Repeat each line of the material exactly.
========
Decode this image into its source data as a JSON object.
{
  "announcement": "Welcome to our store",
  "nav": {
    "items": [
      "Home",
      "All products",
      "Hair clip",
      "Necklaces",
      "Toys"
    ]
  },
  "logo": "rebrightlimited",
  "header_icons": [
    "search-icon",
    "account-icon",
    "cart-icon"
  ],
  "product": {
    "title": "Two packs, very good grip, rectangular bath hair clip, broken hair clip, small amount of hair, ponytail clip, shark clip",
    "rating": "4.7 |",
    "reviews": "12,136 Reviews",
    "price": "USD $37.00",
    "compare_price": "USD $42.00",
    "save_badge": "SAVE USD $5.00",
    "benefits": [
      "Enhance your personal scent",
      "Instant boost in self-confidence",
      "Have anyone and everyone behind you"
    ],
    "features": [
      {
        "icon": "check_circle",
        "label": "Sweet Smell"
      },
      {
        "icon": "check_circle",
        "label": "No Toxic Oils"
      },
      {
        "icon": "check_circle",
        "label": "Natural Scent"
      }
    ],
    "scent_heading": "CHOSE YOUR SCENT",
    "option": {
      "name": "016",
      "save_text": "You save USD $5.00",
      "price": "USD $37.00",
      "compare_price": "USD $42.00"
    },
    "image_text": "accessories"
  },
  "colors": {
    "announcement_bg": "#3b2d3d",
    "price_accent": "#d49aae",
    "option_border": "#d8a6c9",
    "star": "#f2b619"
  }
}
========
Task result:
Decode this image into its source data as a JSON object.
{
  "announcement": "Welcome to our store",
  "nav": {
    "items": [
      "Home",
      "All products",
      "Hair clip",
      "Necklaces",
      "Toys"
    ]
  },
  "logo": "rebrightlimited",
  "header_icons": [
    "search-icon",
    "account-icon",
    "cart-icon"
  ],
  "product": {
    "title": "Two packs, very good grip, rectangular bath hair clip, broken hair clip, small amount of hair, ponytail clip, shark clip",
    "rating": "4.7 |",
    "reviews": "12,136 Reviews",
    "price": "USD $37.00",
    "compare_price": "USD $42.00",
    "save_badge": "SAVE USD $5.00",
    "benefits": [
      "Enhance your personal scent",
      "Instant boost in self-confidence",
      "Have anyone and everyone behind you"
    ],
    "features": [
      {
        "icon": "check_circle",
        "label": "Sweet Smell"
      },
      {
        "icon": "check_circle",
        "label": "No Toxic Oils"
      },
      {
        "icon": "check_circle",
        "label": "Natural Scent"
      }
    ],
    "scent_heading": "CHOSE YOUR SCENT",
    "option": {
      "name": "016",
      "save_text": "You save USD $5.00",
      "price": "USD $37.00",
      "compare_price": "USD $42.00"
    },
    "image_text": "accessories"
  },
  "colors": {
    "announcement_bg": "#3b2d3d",
    "price_accent": "#d49aae",
    "option_border": "#d8a6c9",
    "star": "#f2b619"
  }
}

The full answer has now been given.